Write the data out again exactly, dropping any images it holds.

SUPPLIED MATERIAL —
>>>>
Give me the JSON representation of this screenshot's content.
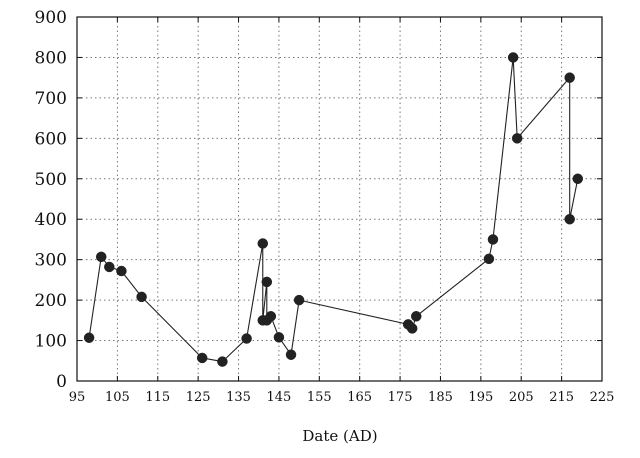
{
  "chart_data": {
    "type": "line",
    "title": "",
    "xlabel": "Date (AD)",
    "ylabel": "",
    "xlim": [
      95,
      225
    ],
    "ylim": [
      0,
      900
    ],
    "x_ticks": [
      95,
      105,
      115,
      125,
      135,
      145,
      155,
      165,
      175,
      185,
      195,
      205,
      215,
      225
    ],
    "y_ticks": [
      0,
      100,
      200,
      300,
      400,
      500,
      600,
      700,
      800,
      900
    ],
    "grid": true,
    "grid_style": "dotted",
    "legend": "none",
    "colors": {
      "line": "#222222",
      "marker": "#222222",
      "grid": "#777777",
      "axis": "#111111"
    },
    "series": [
      {
        "points": [
          {
            "x": 98,
            "y": 107
          },
          {
            "x": 101,
            "y": 307
          },
          {
            "x": 103,
            "y": 282
          },
          {
            "x": 106,
            "y": 272
          },
          {
            "x": 111,
            "y": 208
          },
          {
            "x": 126,
            "y": 57
          },
          {
            "x": 131,
            "y": 48
          },
          {
            "x": 137,
            "y": 105
          },
          {
            "x": 141,
            "y": 340
          },
          {
            "x": 141,
            "y": 150
          },
          {
            "x": 142,
            "y": 245
          },
          {
            "x": 142,
            "y": 150
          },
          {
            "x": 143,
            "y": 160
          },
          {
            "x": 145,
            "y": 108
          },
          {
            "x": 148,
            "y": 65
          },
          {
            "x": 150,
            "y": 200
          },
          {
            "x": 177,
            "y": 140
          },
          {
            "x": 178,
            "y": 130
          },
          {
            "x": 179,
            "y": 160
          },
          {
            "x": 197,
            "y": 302
          },
          {
            "x": 198,
            "y": 350
          },
          {
            "x": 203,
            "y": 800
          },
          {
            "x": 204,
            "y": 600
          },
          {
            "x": 217,
            "y": 750
          },
          {
            "x": 217,
            "y": 400
          },
          {
            "x": 219,
            "y": 500
          }
        ]
      }
    ]
  }
}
<<<<
RESULT FOR THIS EXERCISE —
Give me the JSON representation of this screenshot's content.
{
  "chart_data": {
    "type": "line",
    "title": "",
    "xlabel": "Date (AD)",
    "ylabel": "",
    "xlim": [
      95,
      225
    ],
    "ylim": [
      0,
      900
    ],
    "x_ticks": [
      95,
      105,
      115,
      125,
      135,
      145,
      155,
      165,
      175,
      185,
      195,
      205,
      215,
      225
    ],
    "y_ticks": [
      0,
      100,
      200,
      300,
      400,
      500,
      600,
      700,
      800,
      900
    ],
    "grid": true,
    "grid_style": "dotted",
    "legend": "none",
    "colors": {
      "line": "#222222",
      "marker": "#222222",
      "grid": "#777777",
      "axis": "#111111"
    },
    "series": [
      {
        "points": [
          {
            "x": 98,
            "y": 107
          },
          {
            "x": 101,
            "y": 307
          },
          {
            "x": 103,
            "y": 282
          },
          {
            "x": 106,
            "y": 272
          },
          {
            "x": 111,
            "y": 208
          },
          {
            "x": 126,
            "y": 57
          },
          {
            "x": 131,
            "y": 48
          },
          {
            "x": 137,
            "y": 105
          },
          {
            "x": 141,
            "y": 340
          },
          {
            "x": 141,
            "y": 150
          },
          {
            "x": 142,
            "y": 245
          },
          {
            "x": 142,
            "y": 150
          },
          {
            "x": 143,
            "y": 160
          },
          {
            "x": 145,
            "y": 108
          },
          {
            "x": 148,
            "y": 65
          },
          {
            "x": 150,
            "y": 200
          },
          {
            "x": 177,
            "y": 140
          },
          {
            "x": 178,
            "y": 130
          },
          {
            "x": 179,
            "y": 160
          },
          {
            "x": 197,
            "y": 302
          },
          {
            "x": 198,
            "y": 350
          },
          {
            "x": 203,
            "y": 800
          },
          {
            "x": 204,
            "y": 600
          },
          {
            "x": 217,
            "y": 750
          },
          {
            "x": 217,
            "y": 400
          },
          {
            "x": 219,
            "y": 500
          }
        ]
      }
    ]
  }
}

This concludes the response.